### Problem requirements:
Wherever a line holds the string "Blue", copy that line.

### Data to use:
^^^^

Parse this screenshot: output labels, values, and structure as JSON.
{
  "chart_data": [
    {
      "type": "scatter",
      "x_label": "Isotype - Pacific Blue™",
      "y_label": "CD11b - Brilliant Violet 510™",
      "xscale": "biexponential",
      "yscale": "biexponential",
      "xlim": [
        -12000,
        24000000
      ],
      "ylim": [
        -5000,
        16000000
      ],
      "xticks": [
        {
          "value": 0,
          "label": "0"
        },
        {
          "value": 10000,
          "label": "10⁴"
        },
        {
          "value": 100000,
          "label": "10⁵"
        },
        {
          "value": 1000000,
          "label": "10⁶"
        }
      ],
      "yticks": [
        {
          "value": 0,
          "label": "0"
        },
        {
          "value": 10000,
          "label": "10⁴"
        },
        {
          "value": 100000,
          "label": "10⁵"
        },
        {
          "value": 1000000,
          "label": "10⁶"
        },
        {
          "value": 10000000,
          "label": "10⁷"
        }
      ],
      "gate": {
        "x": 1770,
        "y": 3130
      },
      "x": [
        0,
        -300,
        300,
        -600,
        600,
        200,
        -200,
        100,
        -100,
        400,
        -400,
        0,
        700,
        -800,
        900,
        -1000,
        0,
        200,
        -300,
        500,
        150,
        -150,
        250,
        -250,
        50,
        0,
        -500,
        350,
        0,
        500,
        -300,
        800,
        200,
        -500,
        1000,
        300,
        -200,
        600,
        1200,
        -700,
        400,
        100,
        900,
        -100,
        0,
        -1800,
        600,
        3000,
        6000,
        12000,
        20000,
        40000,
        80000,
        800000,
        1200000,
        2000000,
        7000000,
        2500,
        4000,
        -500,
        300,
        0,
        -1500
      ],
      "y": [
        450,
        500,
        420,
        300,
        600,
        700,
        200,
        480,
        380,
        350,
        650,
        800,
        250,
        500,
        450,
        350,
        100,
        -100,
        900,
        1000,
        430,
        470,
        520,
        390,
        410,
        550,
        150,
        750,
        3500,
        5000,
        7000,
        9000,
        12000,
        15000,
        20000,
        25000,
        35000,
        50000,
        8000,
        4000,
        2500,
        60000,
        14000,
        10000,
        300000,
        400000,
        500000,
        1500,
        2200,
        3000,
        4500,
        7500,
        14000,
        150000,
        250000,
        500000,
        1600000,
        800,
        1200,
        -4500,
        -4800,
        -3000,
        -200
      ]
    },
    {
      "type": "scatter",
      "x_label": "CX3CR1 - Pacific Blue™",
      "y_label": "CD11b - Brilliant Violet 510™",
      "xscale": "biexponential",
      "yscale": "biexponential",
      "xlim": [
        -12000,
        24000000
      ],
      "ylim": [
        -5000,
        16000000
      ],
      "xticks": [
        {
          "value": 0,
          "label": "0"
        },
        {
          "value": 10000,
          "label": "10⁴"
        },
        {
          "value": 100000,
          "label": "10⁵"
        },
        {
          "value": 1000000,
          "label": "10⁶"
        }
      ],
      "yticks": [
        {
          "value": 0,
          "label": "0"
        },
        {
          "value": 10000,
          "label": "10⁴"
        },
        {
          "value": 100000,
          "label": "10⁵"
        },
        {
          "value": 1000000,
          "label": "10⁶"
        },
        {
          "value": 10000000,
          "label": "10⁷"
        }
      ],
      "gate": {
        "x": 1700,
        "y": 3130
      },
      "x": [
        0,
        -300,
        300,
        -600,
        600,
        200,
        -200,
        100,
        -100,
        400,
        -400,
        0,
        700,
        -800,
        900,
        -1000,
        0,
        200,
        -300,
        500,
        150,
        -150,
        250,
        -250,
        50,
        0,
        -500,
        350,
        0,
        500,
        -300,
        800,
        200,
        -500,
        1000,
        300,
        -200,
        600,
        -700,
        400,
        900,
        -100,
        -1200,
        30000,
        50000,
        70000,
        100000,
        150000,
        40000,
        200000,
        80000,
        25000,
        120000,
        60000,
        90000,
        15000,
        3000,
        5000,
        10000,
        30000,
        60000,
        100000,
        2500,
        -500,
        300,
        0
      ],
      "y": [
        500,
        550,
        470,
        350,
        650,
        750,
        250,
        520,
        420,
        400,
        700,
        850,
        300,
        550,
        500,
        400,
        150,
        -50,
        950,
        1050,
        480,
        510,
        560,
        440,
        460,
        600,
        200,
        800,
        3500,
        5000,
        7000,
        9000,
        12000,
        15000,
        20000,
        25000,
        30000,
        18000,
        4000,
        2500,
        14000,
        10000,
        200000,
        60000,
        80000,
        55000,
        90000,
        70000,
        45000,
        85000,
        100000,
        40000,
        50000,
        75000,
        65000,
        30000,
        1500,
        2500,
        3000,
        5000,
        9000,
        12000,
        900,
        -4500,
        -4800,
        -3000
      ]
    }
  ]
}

^^^^

### Written reply:
      "x_label": "Isotype - Pacific Blue™",
      "x_label": "CX3CR1 - Pacific Blue™",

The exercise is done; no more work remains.